[START PROVIDED DATA]

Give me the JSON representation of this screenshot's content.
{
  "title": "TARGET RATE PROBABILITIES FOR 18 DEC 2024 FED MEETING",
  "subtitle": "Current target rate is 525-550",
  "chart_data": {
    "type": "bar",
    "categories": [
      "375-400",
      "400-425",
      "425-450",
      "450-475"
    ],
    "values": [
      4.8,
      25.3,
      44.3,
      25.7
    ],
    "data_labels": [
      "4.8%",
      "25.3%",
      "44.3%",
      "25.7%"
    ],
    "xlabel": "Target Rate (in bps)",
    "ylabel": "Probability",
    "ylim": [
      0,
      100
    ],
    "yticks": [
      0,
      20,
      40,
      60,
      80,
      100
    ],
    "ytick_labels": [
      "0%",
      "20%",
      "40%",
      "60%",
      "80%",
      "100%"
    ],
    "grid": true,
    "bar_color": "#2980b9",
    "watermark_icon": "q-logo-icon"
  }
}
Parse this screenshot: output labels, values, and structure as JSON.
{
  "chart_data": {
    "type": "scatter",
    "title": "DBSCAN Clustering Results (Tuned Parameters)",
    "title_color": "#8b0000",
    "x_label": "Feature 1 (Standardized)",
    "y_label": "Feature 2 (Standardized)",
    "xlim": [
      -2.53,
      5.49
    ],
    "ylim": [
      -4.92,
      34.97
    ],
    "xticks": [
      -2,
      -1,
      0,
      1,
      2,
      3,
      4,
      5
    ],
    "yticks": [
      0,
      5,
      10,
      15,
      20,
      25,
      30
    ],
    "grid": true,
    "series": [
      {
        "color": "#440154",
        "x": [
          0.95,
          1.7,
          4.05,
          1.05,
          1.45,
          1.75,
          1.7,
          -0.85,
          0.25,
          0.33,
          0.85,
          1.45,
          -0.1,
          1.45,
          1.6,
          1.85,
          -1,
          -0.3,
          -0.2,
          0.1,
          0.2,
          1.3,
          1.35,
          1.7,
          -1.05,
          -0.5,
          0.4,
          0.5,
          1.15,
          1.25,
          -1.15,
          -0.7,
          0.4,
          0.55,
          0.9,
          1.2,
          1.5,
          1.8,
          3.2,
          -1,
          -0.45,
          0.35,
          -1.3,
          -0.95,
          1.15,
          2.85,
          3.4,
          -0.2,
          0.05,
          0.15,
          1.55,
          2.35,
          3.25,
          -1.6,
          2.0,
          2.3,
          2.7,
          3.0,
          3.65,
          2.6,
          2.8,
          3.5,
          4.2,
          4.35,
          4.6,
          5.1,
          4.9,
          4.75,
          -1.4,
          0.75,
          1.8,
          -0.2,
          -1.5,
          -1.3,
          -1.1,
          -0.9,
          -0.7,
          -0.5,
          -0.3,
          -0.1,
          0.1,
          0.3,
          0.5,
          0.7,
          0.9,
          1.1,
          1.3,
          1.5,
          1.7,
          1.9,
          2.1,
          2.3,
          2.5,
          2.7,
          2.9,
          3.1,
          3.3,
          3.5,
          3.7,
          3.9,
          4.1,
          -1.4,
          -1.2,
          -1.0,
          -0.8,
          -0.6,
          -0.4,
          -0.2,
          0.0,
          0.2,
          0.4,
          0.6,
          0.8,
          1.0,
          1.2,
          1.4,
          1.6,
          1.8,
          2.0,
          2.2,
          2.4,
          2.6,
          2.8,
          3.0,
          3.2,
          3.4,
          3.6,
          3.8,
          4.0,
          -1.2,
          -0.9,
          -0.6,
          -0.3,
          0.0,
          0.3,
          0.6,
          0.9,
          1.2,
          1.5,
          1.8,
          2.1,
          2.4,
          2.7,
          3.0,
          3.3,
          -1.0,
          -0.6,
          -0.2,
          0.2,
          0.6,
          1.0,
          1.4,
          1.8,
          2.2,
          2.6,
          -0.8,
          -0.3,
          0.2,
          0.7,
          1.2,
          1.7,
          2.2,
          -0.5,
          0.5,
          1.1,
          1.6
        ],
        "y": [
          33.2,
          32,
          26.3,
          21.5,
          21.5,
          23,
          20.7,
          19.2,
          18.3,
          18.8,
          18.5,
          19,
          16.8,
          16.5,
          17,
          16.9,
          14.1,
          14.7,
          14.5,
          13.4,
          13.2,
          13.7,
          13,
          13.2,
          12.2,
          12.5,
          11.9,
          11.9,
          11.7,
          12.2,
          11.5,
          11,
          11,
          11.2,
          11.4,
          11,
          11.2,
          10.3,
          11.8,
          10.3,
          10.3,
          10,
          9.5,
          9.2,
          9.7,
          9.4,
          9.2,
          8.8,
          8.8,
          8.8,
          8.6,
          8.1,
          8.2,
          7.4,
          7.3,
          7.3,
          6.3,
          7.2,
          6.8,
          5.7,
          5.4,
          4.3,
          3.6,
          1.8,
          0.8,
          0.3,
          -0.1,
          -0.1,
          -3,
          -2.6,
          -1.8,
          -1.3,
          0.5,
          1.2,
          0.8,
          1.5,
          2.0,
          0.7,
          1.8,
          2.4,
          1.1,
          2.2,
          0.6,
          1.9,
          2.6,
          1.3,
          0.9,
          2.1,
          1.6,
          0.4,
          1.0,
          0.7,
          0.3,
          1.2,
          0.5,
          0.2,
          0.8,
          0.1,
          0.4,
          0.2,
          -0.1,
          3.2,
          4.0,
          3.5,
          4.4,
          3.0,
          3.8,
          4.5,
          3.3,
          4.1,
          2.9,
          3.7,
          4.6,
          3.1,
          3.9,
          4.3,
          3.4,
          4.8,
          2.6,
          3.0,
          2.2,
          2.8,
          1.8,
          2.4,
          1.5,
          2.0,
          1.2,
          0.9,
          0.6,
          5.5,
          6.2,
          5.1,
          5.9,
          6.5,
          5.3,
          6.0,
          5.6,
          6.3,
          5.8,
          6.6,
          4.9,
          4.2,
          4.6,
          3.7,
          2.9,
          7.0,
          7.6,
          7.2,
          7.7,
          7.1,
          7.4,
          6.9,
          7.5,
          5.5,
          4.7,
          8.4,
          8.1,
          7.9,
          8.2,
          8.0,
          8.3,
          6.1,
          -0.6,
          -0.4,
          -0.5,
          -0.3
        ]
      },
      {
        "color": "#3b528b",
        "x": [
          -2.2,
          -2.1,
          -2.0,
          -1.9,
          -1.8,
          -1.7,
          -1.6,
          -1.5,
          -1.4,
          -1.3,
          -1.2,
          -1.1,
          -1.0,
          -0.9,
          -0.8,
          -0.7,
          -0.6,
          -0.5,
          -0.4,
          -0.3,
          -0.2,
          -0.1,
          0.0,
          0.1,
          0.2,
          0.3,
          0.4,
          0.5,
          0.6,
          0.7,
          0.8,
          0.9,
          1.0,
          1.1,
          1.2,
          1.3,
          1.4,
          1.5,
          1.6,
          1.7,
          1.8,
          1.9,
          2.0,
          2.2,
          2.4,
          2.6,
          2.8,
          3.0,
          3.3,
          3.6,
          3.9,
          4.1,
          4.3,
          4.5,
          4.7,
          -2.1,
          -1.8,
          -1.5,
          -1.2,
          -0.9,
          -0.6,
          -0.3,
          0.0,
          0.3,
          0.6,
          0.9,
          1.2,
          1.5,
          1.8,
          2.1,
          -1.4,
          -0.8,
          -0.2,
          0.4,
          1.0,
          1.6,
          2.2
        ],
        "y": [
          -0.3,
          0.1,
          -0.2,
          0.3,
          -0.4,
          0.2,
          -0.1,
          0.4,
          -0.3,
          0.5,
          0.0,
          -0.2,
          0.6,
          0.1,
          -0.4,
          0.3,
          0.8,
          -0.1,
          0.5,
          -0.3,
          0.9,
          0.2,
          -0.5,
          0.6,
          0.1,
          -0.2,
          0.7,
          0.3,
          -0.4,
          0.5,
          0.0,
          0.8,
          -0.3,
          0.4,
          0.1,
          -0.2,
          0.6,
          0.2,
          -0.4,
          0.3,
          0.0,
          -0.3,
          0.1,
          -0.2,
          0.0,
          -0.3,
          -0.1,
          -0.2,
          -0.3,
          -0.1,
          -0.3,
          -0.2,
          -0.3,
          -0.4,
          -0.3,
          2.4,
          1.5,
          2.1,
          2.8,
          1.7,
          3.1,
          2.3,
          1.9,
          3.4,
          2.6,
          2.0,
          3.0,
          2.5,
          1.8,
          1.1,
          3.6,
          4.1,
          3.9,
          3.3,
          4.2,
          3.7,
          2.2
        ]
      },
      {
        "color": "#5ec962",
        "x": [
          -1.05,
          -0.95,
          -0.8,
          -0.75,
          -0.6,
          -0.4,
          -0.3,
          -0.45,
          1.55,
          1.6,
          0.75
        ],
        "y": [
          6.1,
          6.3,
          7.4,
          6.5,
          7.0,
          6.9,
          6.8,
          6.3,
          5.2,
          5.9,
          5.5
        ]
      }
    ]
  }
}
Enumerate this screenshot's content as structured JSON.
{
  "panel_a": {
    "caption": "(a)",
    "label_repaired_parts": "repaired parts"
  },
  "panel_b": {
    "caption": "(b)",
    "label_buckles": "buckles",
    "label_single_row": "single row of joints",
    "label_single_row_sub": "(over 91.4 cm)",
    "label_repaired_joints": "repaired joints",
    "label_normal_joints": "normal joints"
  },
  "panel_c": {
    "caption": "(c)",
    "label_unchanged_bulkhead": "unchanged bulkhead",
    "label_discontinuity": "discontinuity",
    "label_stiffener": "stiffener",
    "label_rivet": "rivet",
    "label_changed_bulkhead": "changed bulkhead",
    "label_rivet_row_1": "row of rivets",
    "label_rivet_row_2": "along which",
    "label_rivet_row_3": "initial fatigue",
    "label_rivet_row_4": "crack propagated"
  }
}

[END PROVIDED DATA]

WRITTEN INSTRUCTION: Work out the number of lines in this listing that include the word "bulkhead". Reply with that number only.

ANSWER TO THIS EXERCISE: 2